# Task to carry out
Each line that follows is to be retyped exactly.

# Records about charts and figures
==========

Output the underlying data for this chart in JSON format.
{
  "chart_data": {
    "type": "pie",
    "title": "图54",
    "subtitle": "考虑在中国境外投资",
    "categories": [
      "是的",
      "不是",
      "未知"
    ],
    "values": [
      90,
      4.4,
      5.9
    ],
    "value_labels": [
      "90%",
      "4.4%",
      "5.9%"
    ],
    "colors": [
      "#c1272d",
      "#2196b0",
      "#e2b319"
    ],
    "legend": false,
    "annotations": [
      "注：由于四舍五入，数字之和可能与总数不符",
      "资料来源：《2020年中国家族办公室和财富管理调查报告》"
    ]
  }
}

==========

# Completed task
Output the underlying data for this chart in JSON format.
{
  "chart_data": {
    "type": "pie",
    "title": "图54",
    "subtitle": "考虑在中国境外投资",
    "categories": [
      "是的",
      "不是",
      "未知"
    ],
    "values": [
      90,
      4.4,
      5.9
    ],
    "value_labels": [
      "90%",
      "4.4%",
      "5.9%"
    ],
    "colors": [
      "#c1272d",
      "#2196b0",
      "#e2b319"
    ],
    "legend": false,
    "annotations": [
      "注：由于四舍五入，数字之和可能与总数不符",
      "资料来源：《2020年中国家族办公室和财富管理调查报告》"
    ]
  }
}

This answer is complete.